- Given task
Which lines hold the string "Institute"? Copy every one of them.

- Recorded data
▼

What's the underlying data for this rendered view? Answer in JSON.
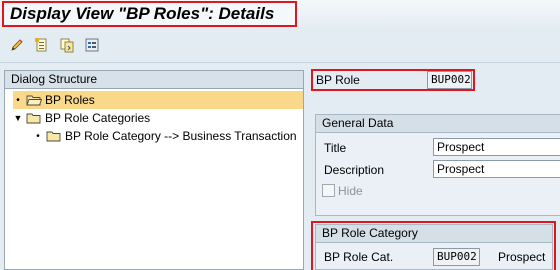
{
  "window": {
    "title": "Display View \"BP Roles\": Details"
  },
  "toolbar": {
    "icons": [
      "edit-icon",
      "new-entries-icon",
      "copy-icon",
      "other-entry-icon"
    ]
  },
  "dialog_structure": {
    "header": "Dialog Structure",
    "items": [
      {
        "label": "BP Roles",
        "level": 1,
        "selected": true
      },
      {
        "label": "BP Role Categories",
        "level": 1,
        "expanded": true
      },
      {
        "label": "BP Role Category --> Business Transaction",
        "level": 2
      }
    ]
  },
  "detail": {
    "bp_role_label": "BP Role",
    "bp_role_value": "BUP002",
    "general_data": {
      "title": "General Data",
      "title_label": "Title",
      "title_value": "Prospect",
      "description_label": "Description",
      "description_value": "Prospect",
      "hide_label": "Hide",
      "hide_checked": false
    },
    "role_category": {
      "title": "BP Role Category",
      "cat_label": "BP Role Cat.",
      "cat_value": "BUP002",
      "cat_text": "Prospect"
    }
  },
  "colors": {
    "highlight": "#e0161e",
    "selected_row": "#fad88a",
    "background": "#e4ecf3"
  }
}
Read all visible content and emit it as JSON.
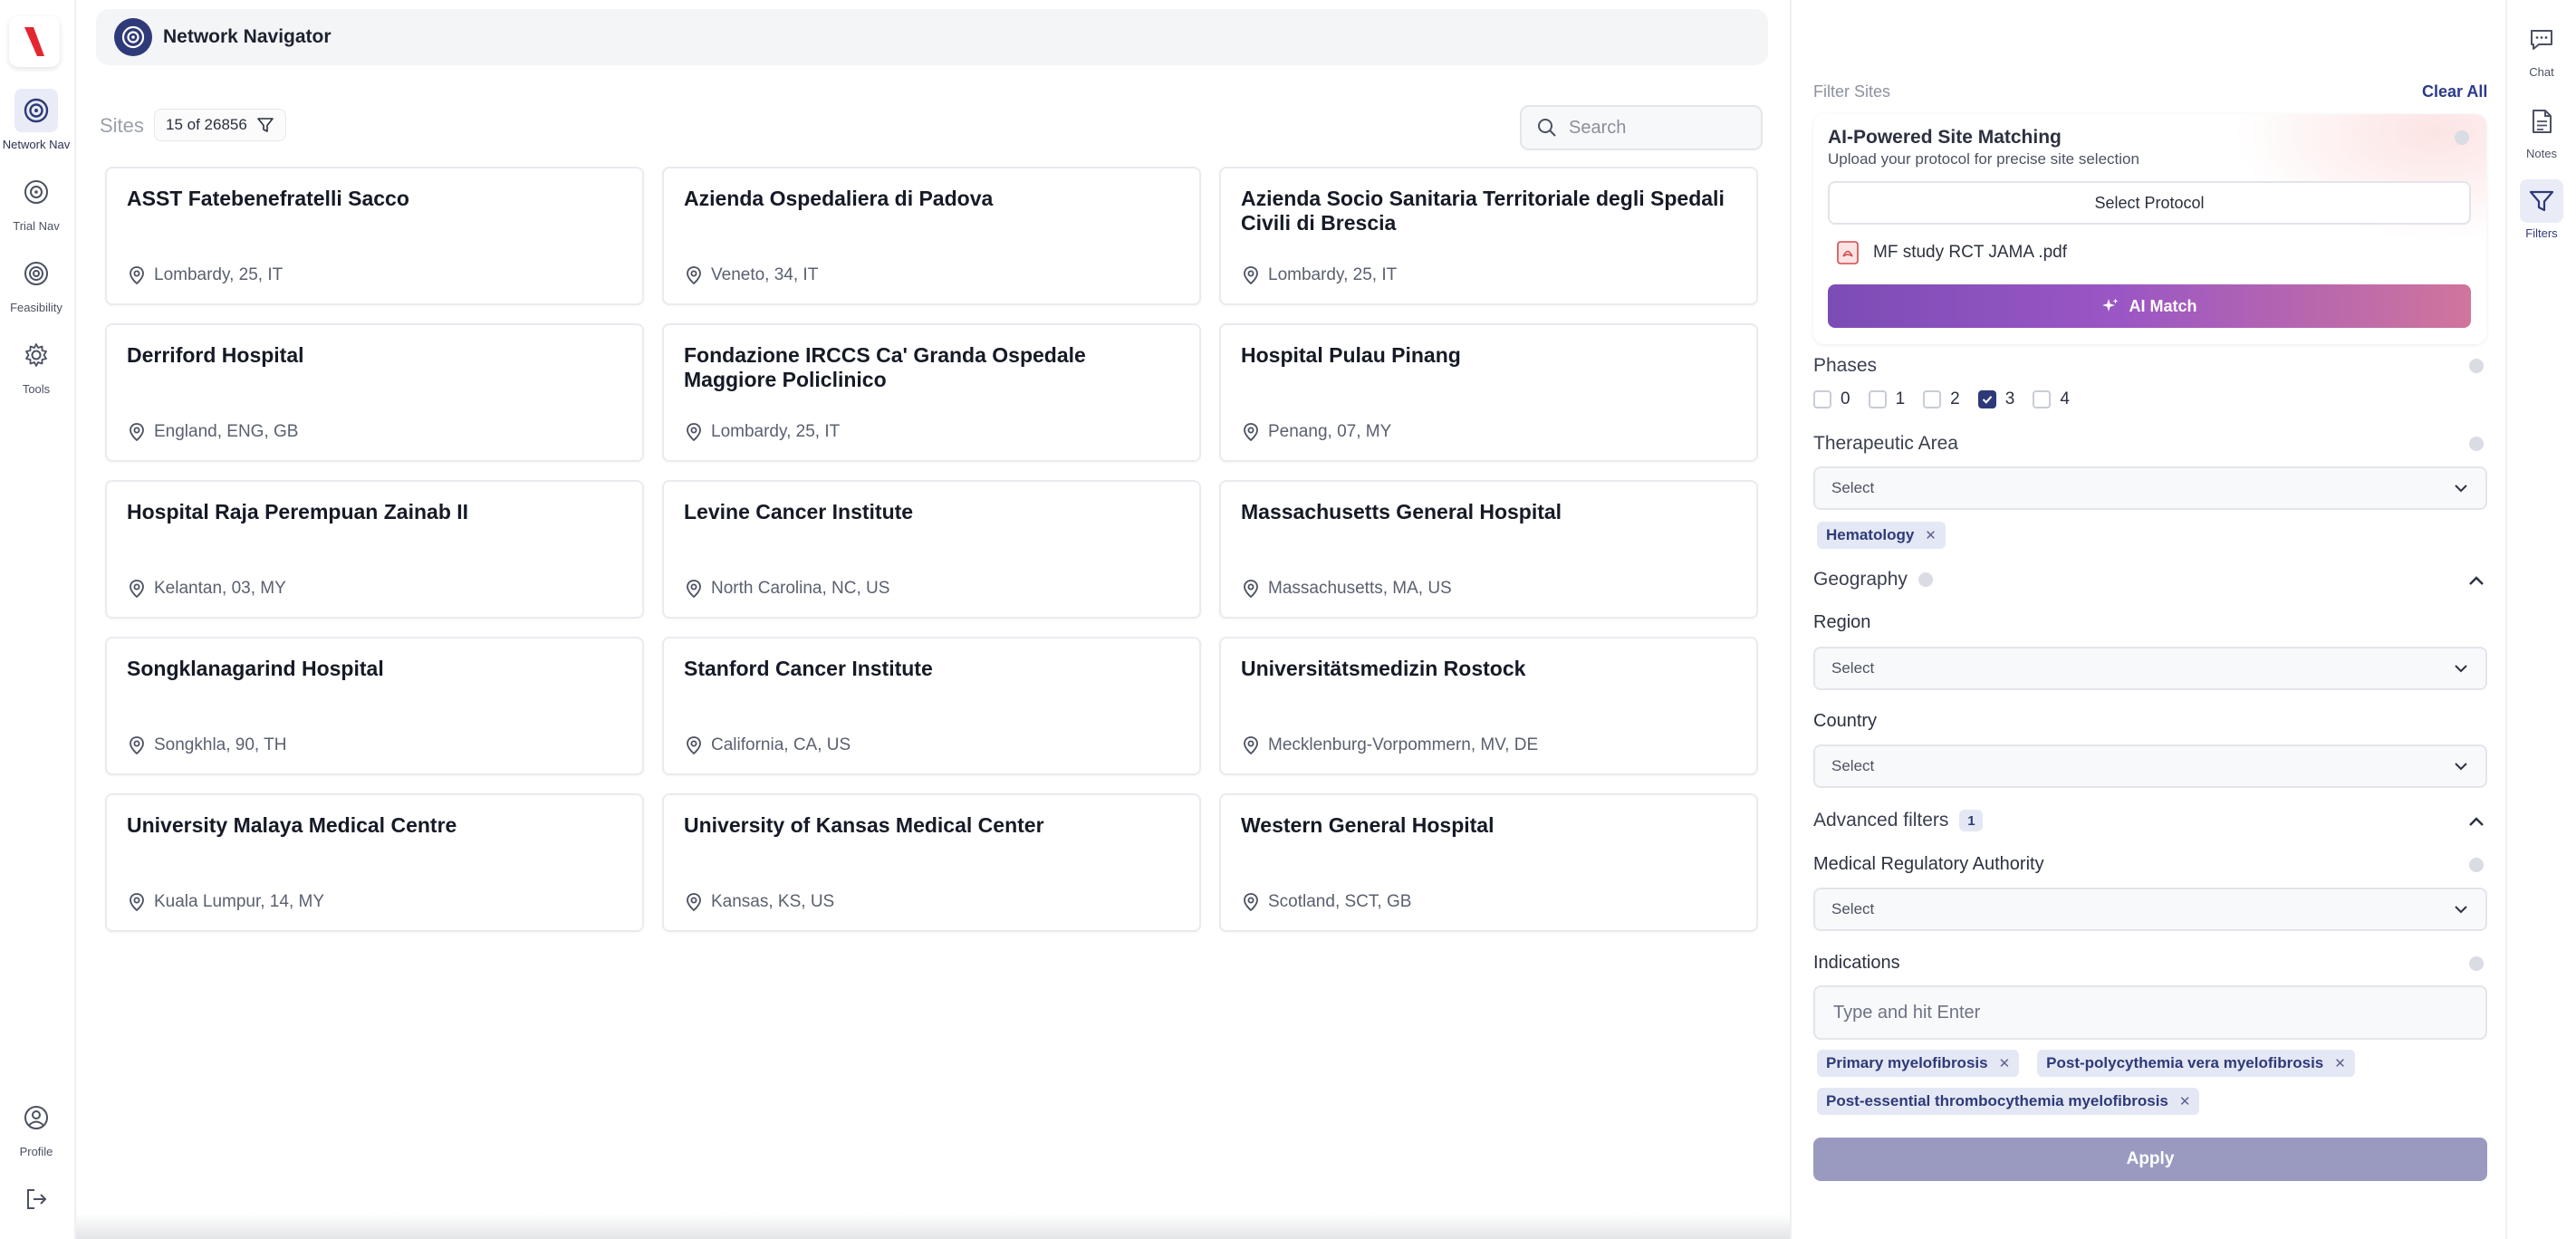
{
  "app": {
    "title": "Network Navigator"
  },
  "left_nav": {
    "items": [
      {
        "label": "Network Nav",
        "icon": "network-icon"
      },
      {
        "label": "Trial Nav",
        "icon": "target-icon"
      },
      {
        "label": "Feasibility",
        "icon": "feasibility-icon"
      },
      {
        "label": "Tools",
        "icon": "gear-icon"
      }
    ],
    "profile": {
      "label": "Profile",
      "icon": "user-circle-icon"
    },
    "logout_icon": "logout-icon"
  },
  "sites": {
    "label": "Sites",
    "count": "15 of 26856",
    "search_placeholder": "Search",
    "cards": [
      {
        "name": "ASST Fatebenefratelli Sacco",
        "location": "Lombardy, 25, IT"
      },
      {
        "name": "Azienda Ospedaliera di Padova",
        "location": "Veneto, 34, IT"
      },
      {
        "name": "Azienda Socio Sanitaria Territoriale degli Spedali Civili di Brescia",
        "location": "Lombardy, 25, IT"
      },
      {
        "name": "Derriford Hospital",
        "location": "England, ENG, GB"
      },
      {
        "name": "Fondazione IRCCS Ca' Granda Ospedale Maggiore Policlinico",
        "location": "Lombardy, 25, IT"
      },
      {
        "name": "Hospital Pulau Pinang",
        "location": "Penang, 07, MY"
      },
      {
        "name": "Hospital Raja Perempuan Zainab II",
        "location": "Kelantan, 03, MY"
      },
      {
        "name": "Levine Cancer Institute",
        "location": "North Carolina, NC, US"
      },
      {
        "name": "Massachusetts General Hospital",
        "location": "Massachusetts, MA, US"
      },
      {
        "name": "Songklanagarind Hospital",
        "location": "Songkhla, 90, TH"
      },
      {
        "name": "Stanford Cancer Institute",
        "location": "California, CA, US"
      },
      {
        "name": "Universitätsmedizin Rostock",
        "location": "Mecklenburg-Vorpommern, MV, DE"
      },
      {
        "name": "University Malaya Medical Centre",
        "location": "Kuala Lumpur, 14, MY"
      },
      {
        "name": "University of Kansas Medical Center",
        "location": "Kansas, KS, US"
      },
      {
        "name": "Western General Hospital",
        "location": "Scotland, SCT, GB"
      }
    ]
  },
  "filters": {
    "header": "Filter Sites",
    "clear_all": "Clear All",
    "ai": {
      "title": "AI-Powered Site Matching",
      "subtitle": "Upload your protocol for precise site selection",
      "select_protocol": "Select Protocol",
      "file_name": "MF study RCT JAMA .pdf",
      "ai_match": "AI Match"
    },
    "phases": {
      "title": "Phases",
      "options": [
        {
          "label": "0",
          "checked": false
        },
        {
          "label": "1",
          "checked": false
        },
        {
          "label": "2",
          "checked": false
        },
        {
          "label": "3",
          "checked": true
        },
        {
          "label": "4",
          "checked": false
        }
      ]
    },
    "therapeutic_area": {
      "title": "Therapeutic Area",
      "placeholder": "Select",
      "chips": [
        "Hematology"
      ]
    },
    "geography": {
      "title": "Geography",
      "region": {
        "label": "Region",
        "placeholder": "Select"
      },
      "country": {
        "label": "Country",
        "placeholder": "Select"
      }
    },
    "advanced": {
      "title": "Advanced filters",
      "count": "1",
      "mra": {
        "label": "Medical Regulatory Authority",
        "placeholder": "Select"
      },
      "indications": {
        "label": "Indications",
        "placeholder": "Type and hit Enter",
        "chips": [
          "Primary myelofibrosis",
          "Post-polycythemia vera myelofibrosis",
          "Post-essential thrombocythemia myelofibrosis"
        ]
      }
    },
    "apply": "Apply"
  },
  "right_nav": {
    "items": [
      {
        "label": "Chat",
        "icon": "chat-icon"
      },
      {
        "label": "Notes",
        "icon": "notes-icon"
      },
      {
        "label": "Filters",
        "icon": "filter-icon"
      }
    ]
  },
  "colors": {
    "accent": "#2e3a78",
    "ai_gradient_start": "#7c4cb6",
    "ai_gradient_end": "#d0759c",
    "apply_disabled": "#9a9ac1",
    "logo_red": "#e3262f"
  }
}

▲

- Solution below
        "name": "Levine Cancer Institute",
        "name": "Stanford Cancer Institute",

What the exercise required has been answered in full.